**Aim**
Write out all of the records precisely. Skip anything that is a picture.

**Dataset content**
# # # # #

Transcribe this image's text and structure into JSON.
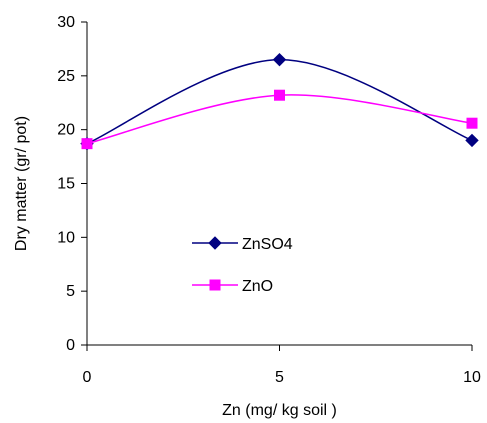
{
  "chart_data": {
    "type": "line",
    "xlabel": "Zn (mg/ kg soil )",
    "ylabel": "Dry matter (gr/ pot)",
    "x_ticks": [
      0,
      5,
      10
    ],
    "y_ticks": [
      0,
      5,
      10,
      15,
      20,
      25,
      30
    ],
    "xlim": [
      0,
      10
    ],
    "ylim": [
      0,
      30
    ],
    "grid": false,
    "legend_position": "center-left",
    "series": [
      {
        "name": "ZnSO4",
        "x": [
          0,
          5,
          10
        ],
        "y": [
          18.7,
          26.5,
          19.0
        ],
        "color": "#000080",
        "marker": "diamond",
        "smooth": true
      },
      {
        "name": "ZnO",
        "x": [
          0,
          5,
          10
        ],
        "y": [
          18.7,
          23.2,
          20.6
        ],
        "color": "#FF00FF",
        "marker": "square",
        "smooth": true
      }
    ]
  }
}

# # # # #

**Finished exercise**
Transcribe this image's text and structure into JSON.
{
  "chart_data": {
    "type": "line",
    "xlabel": "Zn (mg/ kg soil )",
    "ylabel": "Dry matter (gr/ pot)",
    "x_ticks": [
      0,
      5,
      10
    ],
    "y_ticks": [
      0,
      5,
      10,
      15,
      20,
      25,
      30
    ],
    "xlim": [
      0,
      10
    ],
    "ylim": [
      0,
      30
    ],
    "grid": false,
    "legend_position": "center-left",
    "series": [
      {
        "name": "ZnSO4",
        "x": [
          0,
          5,
          10
        ],
        "y": [
          18.7,
          26.5,
          19.0
        ],
        "color": "#000080",
        "marker": "diamond",
        "smooth": true
      },
      {
        "name": "ZnO",
        "x": [
          0,
          5,
          10
        ],
        "y": [
          18.7,
          23.2,
          20.6
        ],
        "color": "#FF00FF",
        "marker": "square",
        "smooth": true
      }
    ]
  }
}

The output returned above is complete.